--- begin Given entries ---

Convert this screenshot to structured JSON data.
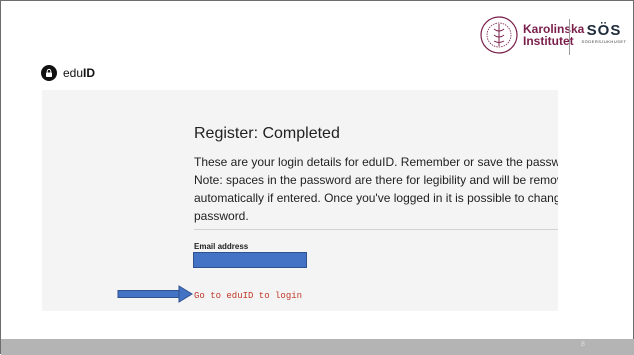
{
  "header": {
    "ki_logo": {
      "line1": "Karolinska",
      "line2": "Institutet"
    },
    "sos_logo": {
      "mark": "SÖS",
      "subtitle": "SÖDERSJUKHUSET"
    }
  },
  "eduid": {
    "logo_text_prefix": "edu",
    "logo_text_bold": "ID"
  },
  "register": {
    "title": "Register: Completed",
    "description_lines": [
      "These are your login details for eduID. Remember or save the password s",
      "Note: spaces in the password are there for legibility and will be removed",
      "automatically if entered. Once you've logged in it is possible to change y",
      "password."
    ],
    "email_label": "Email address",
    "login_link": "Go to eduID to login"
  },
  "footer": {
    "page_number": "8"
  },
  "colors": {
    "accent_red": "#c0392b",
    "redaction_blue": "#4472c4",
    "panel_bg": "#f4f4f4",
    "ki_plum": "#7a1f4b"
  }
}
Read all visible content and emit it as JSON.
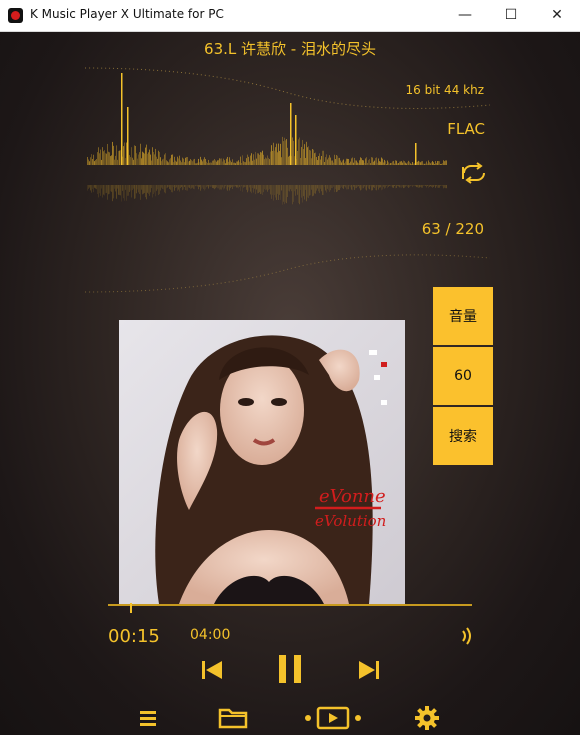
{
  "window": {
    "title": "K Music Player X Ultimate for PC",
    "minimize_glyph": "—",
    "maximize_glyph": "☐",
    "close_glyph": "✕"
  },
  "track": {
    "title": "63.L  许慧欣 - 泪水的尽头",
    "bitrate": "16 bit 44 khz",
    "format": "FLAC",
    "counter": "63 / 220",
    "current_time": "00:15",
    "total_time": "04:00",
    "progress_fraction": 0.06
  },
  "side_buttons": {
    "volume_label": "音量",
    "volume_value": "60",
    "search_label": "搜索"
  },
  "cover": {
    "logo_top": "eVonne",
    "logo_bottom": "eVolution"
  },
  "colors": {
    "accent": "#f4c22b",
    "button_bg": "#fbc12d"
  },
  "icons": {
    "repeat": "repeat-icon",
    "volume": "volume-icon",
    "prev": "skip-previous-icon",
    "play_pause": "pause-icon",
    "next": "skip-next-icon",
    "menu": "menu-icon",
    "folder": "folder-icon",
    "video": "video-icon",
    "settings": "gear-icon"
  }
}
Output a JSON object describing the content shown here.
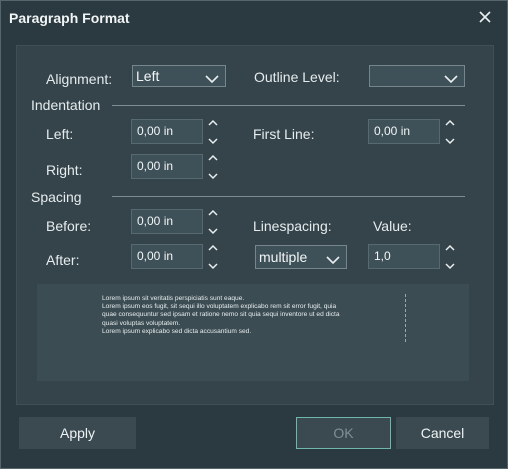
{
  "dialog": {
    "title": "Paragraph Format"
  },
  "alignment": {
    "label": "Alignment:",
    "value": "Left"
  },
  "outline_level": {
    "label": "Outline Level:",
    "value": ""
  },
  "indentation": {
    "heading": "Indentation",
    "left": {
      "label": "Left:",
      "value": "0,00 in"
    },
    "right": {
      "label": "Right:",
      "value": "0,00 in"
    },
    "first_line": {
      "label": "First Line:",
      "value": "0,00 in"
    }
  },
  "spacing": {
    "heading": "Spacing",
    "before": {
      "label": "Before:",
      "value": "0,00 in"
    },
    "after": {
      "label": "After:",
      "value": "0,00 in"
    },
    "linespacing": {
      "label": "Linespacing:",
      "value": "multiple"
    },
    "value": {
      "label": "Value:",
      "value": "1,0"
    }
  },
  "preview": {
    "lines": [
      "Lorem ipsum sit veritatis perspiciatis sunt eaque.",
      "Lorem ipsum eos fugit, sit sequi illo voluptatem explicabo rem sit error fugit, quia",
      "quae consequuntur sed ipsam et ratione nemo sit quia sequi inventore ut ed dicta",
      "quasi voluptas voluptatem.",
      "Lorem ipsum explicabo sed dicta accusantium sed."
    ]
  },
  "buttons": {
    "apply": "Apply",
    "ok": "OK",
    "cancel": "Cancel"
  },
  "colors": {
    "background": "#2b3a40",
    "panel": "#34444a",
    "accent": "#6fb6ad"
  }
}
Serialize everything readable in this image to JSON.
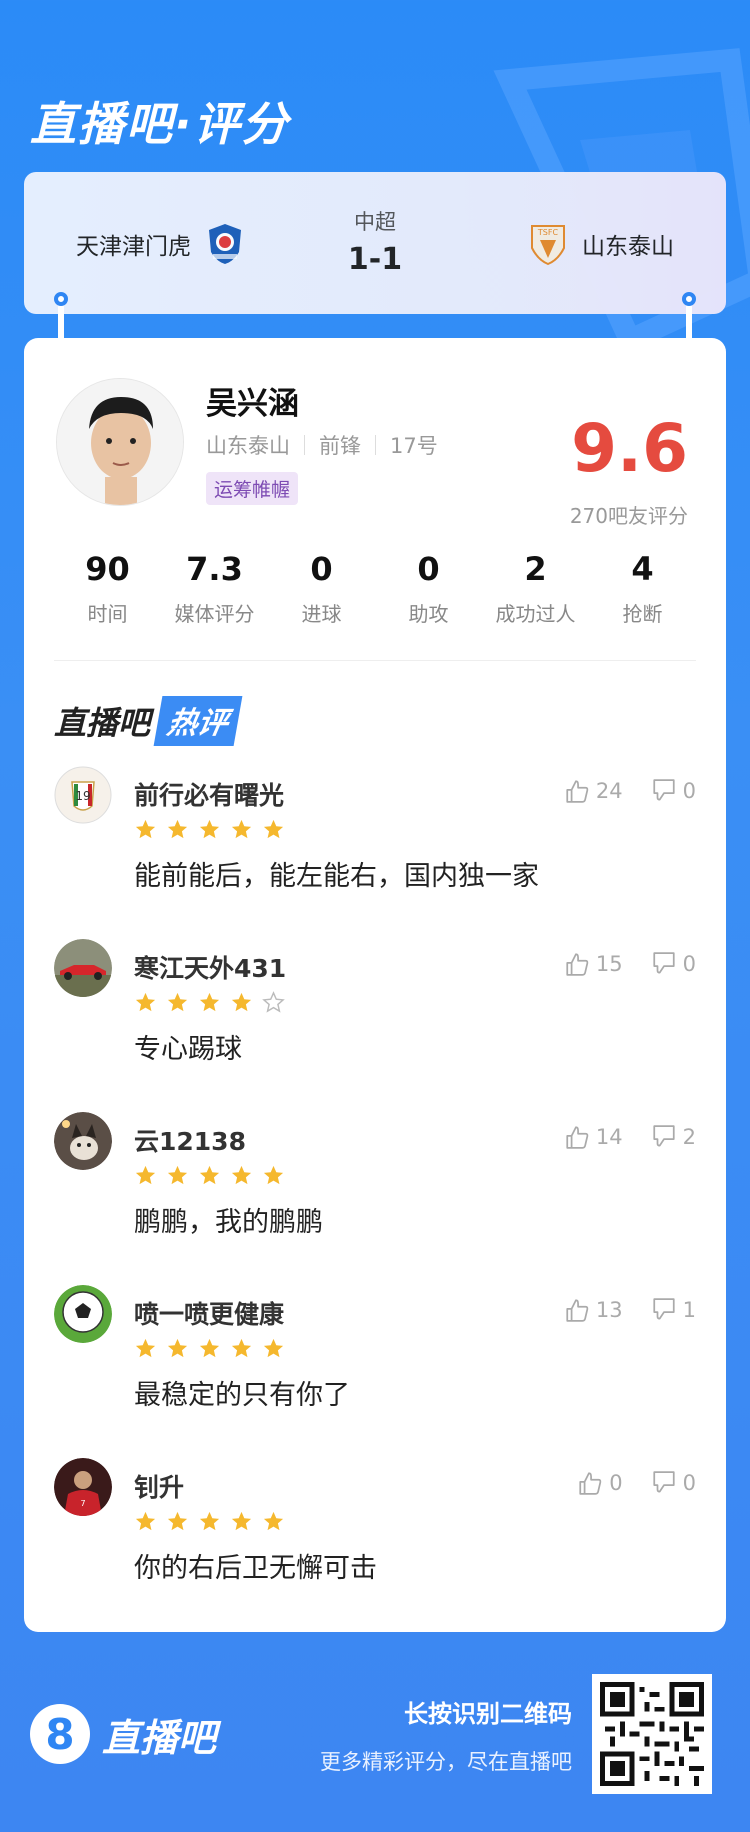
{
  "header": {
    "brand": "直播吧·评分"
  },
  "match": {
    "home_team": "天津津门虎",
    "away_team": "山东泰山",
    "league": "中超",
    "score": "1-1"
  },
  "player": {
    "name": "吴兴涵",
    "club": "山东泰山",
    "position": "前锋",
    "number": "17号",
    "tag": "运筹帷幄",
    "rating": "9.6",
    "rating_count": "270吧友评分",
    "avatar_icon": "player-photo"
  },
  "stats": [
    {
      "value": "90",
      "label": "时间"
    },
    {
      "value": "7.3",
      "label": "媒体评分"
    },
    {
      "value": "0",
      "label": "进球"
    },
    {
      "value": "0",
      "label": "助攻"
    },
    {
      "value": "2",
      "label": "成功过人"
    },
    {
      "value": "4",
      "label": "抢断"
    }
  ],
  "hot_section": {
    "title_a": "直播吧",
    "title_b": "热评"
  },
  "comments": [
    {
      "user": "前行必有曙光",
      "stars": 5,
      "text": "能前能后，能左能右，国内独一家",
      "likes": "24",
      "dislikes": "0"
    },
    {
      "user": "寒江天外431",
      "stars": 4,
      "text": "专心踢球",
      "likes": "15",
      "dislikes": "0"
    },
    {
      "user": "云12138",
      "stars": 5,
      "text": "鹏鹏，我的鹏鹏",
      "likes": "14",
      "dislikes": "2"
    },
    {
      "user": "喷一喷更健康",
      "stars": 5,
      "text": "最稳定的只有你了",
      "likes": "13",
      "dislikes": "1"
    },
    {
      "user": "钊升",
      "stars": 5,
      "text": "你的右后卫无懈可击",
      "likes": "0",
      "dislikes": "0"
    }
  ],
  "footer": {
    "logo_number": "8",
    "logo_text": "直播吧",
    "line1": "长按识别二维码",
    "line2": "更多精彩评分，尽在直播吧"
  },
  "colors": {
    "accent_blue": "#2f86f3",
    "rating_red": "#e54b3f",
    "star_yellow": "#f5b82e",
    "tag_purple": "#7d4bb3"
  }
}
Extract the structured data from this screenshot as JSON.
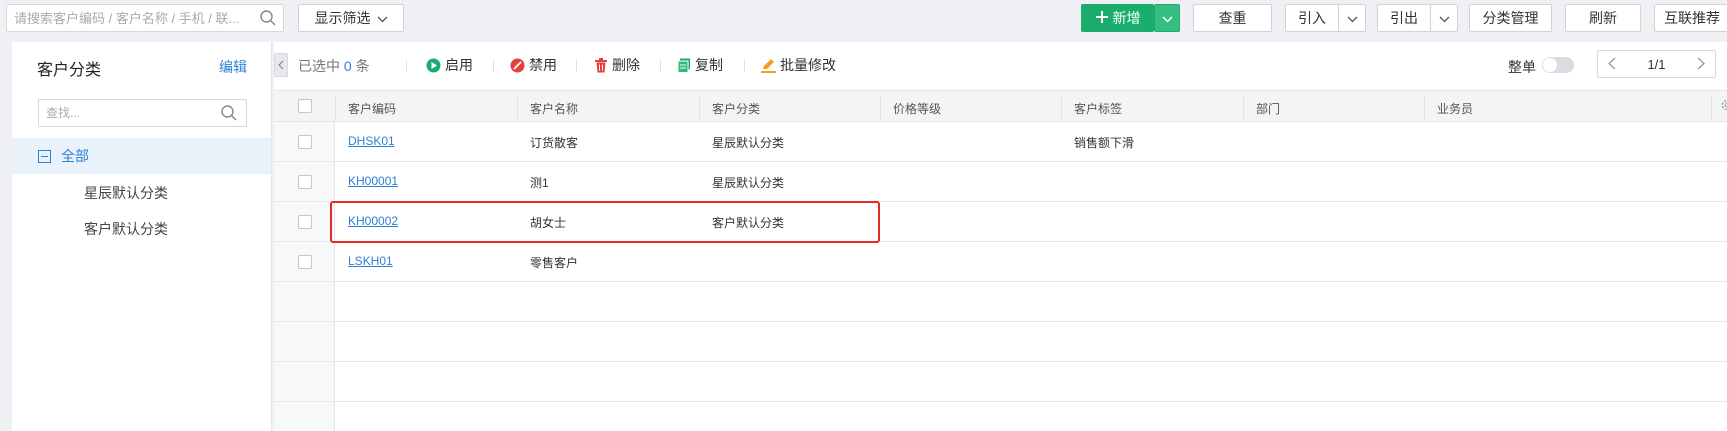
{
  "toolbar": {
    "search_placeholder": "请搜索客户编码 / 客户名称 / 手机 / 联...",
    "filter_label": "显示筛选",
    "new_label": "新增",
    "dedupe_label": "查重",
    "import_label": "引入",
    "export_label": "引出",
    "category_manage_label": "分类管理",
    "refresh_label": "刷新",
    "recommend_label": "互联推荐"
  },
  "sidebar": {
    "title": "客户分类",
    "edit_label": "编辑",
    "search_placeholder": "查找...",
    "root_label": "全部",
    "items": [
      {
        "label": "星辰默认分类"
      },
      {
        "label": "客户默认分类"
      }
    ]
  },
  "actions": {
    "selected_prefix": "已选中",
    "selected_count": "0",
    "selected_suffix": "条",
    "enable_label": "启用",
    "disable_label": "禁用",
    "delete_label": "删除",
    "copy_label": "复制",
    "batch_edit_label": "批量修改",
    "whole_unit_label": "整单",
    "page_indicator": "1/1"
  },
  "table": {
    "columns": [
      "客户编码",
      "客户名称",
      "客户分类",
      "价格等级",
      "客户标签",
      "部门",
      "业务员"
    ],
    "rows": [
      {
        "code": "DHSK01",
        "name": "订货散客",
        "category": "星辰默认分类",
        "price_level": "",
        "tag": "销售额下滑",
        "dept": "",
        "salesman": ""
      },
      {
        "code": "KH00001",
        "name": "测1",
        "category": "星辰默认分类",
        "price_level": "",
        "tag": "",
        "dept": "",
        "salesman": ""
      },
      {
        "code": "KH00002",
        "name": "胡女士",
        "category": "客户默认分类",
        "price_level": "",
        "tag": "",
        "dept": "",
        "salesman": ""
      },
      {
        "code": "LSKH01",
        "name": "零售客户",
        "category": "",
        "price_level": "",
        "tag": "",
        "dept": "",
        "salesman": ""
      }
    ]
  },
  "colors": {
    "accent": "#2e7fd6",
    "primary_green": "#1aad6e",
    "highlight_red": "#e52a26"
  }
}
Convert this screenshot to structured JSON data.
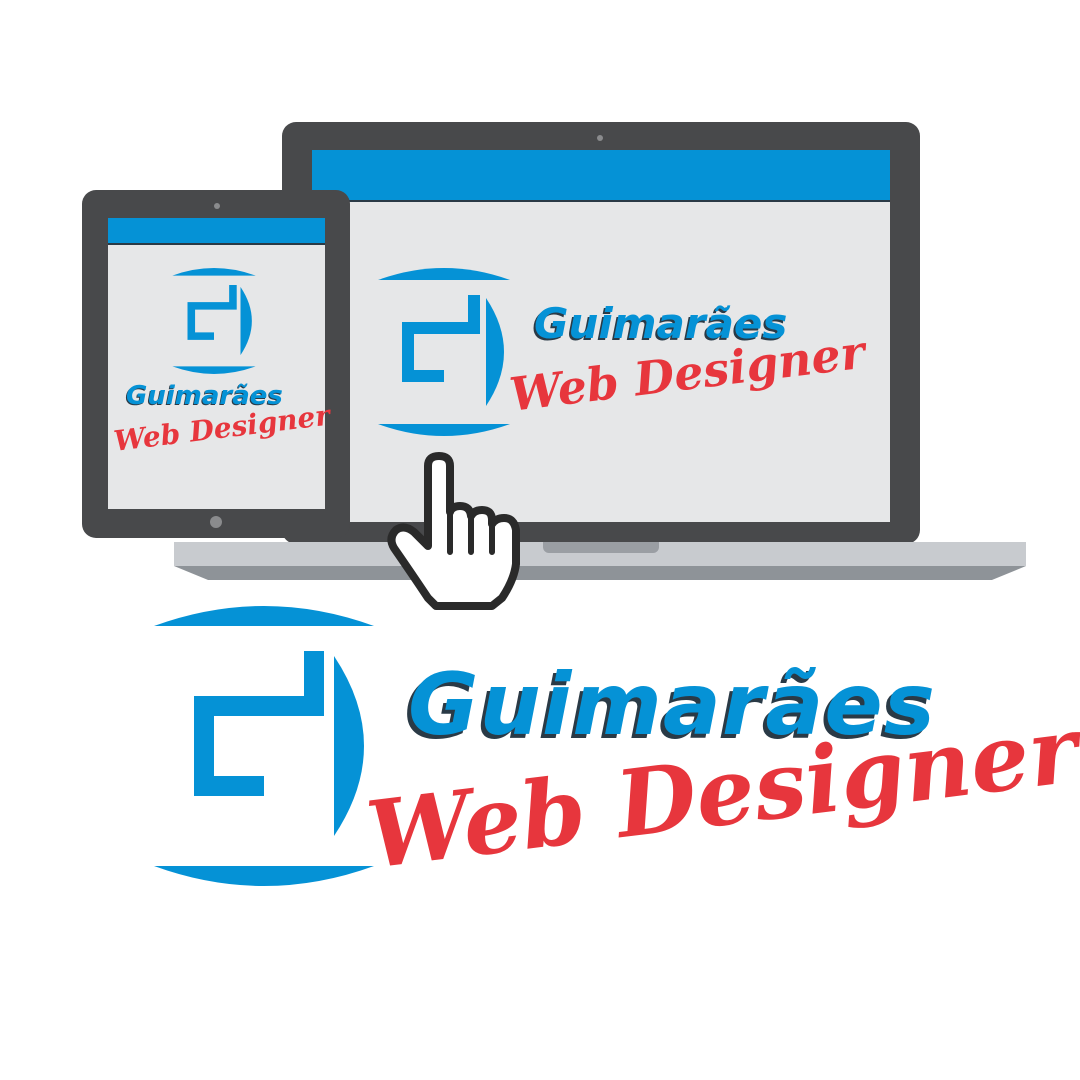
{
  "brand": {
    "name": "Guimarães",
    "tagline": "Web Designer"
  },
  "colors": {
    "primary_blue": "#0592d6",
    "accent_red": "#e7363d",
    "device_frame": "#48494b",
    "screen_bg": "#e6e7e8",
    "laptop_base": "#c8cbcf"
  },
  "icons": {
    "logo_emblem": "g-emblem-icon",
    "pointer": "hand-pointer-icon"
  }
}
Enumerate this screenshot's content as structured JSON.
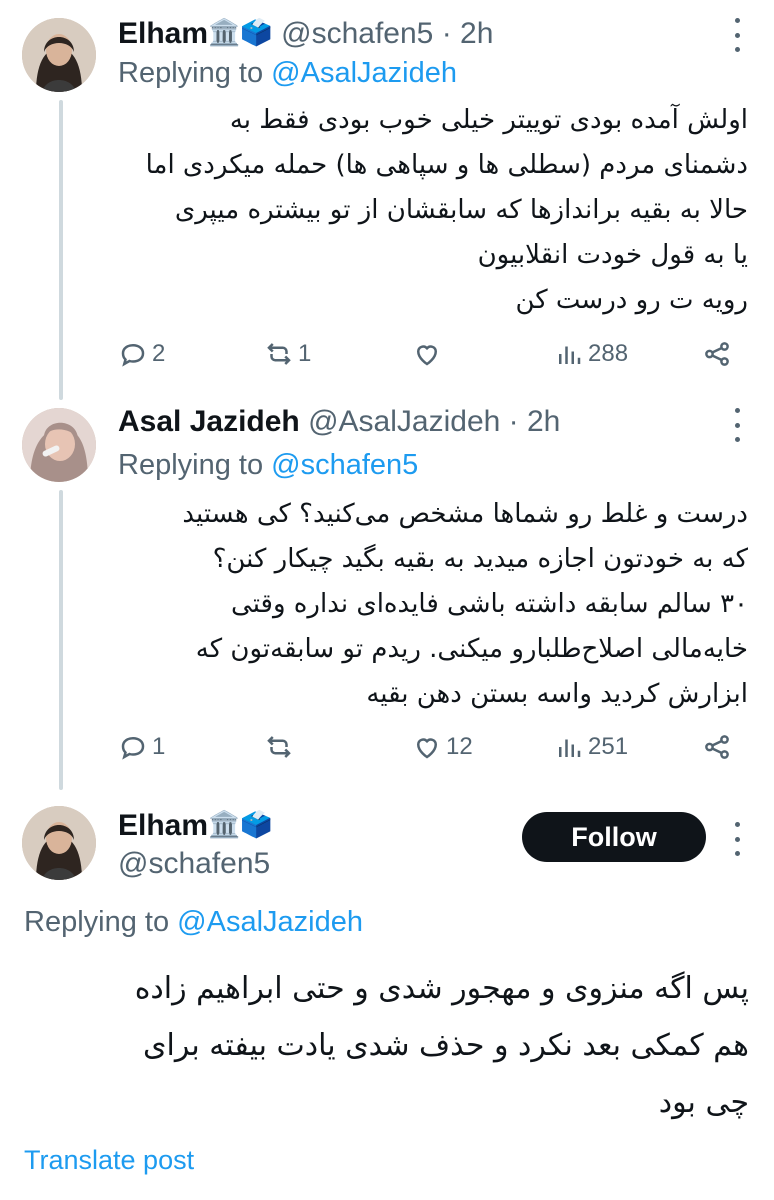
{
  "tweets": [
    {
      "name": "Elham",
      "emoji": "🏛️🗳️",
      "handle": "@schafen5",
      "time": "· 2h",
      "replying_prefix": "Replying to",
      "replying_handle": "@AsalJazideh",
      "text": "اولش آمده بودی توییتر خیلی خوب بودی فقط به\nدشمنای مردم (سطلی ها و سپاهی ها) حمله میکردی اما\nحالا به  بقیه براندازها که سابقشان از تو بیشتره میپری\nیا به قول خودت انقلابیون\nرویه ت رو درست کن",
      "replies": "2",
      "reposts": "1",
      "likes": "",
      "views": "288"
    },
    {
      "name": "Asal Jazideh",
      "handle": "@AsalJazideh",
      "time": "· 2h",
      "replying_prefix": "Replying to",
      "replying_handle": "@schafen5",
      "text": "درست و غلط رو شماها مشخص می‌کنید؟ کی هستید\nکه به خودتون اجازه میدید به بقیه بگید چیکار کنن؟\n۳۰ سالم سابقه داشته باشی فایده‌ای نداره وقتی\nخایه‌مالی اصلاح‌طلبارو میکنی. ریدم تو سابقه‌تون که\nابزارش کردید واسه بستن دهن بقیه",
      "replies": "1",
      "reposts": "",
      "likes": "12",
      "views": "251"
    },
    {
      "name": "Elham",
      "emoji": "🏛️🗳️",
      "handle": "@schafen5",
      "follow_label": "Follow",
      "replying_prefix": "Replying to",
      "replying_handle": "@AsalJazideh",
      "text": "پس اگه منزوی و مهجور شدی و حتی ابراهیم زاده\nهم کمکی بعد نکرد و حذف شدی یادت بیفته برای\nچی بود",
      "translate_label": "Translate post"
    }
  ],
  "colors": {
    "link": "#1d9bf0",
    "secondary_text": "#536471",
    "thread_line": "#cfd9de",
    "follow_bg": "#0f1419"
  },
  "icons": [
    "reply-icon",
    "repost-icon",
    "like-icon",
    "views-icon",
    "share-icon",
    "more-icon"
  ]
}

--- end Given entries ---

Search the listing above for the string "درست". Copy every line that contains it.

**Task answer**
      "text": "اولش آمده بودی توییتر خیلی خوب بودی فقط به\nدشمنای مردم (سطلی ها و سپاهی ها) حمله میکردی اما\nحالا به  بقیه براندازها که سابقشان از تو بیشتره میپری\nیا به قول خودت انقلابیون\nرویه ت رو درست کن",
      "text": "درست و غلط رو شماها مشخص می‌کنید؟ کی هستید\nکه به خودتون اجازه میدید به بقیه بگید چیکار کنن؟\n۳۰ سالم سابقه داشته باشی فایده‌ای نداره وقتی\nخایه‌مالی اصلاح‌طلبارو میکنی. ریدم تو سابقه‌تون که\nابزارش کردید واسه بستن دهن بقیه",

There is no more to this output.